╭──

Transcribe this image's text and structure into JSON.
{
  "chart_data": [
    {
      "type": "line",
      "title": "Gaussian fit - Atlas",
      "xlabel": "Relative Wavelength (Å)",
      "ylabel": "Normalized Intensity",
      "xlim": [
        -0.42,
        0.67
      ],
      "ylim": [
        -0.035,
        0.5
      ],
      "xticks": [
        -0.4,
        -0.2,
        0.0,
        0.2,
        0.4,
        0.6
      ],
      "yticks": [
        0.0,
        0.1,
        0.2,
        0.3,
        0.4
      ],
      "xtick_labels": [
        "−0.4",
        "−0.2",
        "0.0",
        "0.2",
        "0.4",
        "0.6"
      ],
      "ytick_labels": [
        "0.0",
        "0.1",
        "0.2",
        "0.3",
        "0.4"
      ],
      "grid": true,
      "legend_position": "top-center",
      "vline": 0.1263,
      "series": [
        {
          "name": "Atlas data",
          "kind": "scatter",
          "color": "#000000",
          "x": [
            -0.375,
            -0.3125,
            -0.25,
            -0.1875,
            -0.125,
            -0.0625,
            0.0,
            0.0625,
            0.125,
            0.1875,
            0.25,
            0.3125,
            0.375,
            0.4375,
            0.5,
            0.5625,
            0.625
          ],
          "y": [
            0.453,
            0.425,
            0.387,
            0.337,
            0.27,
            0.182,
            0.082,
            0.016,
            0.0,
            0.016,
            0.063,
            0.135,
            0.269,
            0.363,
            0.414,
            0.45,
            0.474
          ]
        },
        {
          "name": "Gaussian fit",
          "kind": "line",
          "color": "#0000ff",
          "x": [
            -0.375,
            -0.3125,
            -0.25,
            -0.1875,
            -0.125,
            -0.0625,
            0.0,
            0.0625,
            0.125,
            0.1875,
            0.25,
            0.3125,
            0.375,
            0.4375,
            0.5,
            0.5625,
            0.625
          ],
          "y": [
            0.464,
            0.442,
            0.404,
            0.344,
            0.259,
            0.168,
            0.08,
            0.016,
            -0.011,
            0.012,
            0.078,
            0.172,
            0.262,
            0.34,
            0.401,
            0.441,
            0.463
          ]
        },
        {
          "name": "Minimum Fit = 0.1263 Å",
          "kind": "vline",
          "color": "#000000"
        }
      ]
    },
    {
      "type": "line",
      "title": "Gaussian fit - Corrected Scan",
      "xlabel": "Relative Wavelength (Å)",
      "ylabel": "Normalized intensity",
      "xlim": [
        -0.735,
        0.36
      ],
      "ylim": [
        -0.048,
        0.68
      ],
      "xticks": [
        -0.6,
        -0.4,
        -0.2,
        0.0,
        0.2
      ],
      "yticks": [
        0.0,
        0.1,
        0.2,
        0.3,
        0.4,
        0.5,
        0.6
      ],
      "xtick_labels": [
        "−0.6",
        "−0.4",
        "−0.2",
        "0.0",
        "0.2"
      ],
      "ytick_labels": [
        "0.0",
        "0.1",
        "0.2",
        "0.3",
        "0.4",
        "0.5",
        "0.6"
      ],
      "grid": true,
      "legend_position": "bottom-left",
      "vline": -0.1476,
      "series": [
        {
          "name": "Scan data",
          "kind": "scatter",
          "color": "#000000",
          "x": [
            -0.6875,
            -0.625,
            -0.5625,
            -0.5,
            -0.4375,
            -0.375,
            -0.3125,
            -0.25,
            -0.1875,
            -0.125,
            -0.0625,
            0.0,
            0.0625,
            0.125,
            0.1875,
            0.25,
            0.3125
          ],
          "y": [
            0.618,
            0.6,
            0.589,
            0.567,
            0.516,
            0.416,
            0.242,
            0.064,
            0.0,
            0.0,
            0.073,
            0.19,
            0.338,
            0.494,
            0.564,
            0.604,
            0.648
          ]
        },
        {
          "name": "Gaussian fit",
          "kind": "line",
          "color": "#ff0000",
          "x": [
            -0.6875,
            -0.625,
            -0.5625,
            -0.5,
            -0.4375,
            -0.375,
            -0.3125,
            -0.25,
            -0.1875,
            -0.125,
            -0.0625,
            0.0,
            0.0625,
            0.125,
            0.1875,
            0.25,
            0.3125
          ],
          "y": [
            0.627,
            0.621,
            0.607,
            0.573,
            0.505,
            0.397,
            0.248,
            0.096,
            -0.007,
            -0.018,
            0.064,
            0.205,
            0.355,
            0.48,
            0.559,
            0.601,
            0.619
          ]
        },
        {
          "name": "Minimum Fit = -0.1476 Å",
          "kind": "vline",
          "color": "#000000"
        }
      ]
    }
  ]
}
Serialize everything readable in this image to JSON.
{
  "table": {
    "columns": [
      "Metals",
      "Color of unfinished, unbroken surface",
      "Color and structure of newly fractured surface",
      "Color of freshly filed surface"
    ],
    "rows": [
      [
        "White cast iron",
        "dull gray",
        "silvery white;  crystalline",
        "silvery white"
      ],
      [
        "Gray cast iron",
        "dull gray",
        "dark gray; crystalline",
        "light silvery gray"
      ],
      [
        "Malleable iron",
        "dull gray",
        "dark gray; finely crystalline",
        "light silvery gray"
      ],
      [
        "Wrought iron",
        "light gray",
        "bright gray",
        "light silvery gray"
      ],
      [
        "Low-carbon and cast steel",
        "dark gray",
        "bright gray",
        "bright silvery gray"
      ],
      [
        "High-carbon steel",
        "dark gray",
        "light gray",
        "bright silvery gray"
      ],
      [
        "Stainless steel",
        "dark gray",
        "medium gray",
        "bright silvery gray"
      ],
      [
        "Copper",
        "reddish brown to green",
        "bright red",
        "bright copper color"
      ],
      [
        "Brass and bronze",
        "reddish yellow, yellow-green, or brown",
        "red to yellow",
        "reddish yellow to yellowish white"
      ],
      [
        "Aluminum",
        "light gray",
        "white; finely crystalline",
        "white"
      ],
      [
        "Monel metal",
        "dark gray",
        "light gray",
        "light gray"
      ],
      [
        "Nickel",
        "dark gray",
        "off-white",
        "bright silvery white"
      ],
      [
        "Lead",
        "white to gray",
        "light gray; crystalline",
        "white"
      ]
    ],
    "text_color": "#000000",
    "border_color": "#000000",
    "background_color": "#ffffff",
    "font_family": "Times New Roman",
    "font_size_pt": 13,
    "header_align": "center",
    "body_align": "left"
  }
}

╰──

Extract from the material all lines containing the string "title".

__In response__:
      "title": "Gaussian fit - Atlas",
      "title": "Gaussian fit - Corrected Scan",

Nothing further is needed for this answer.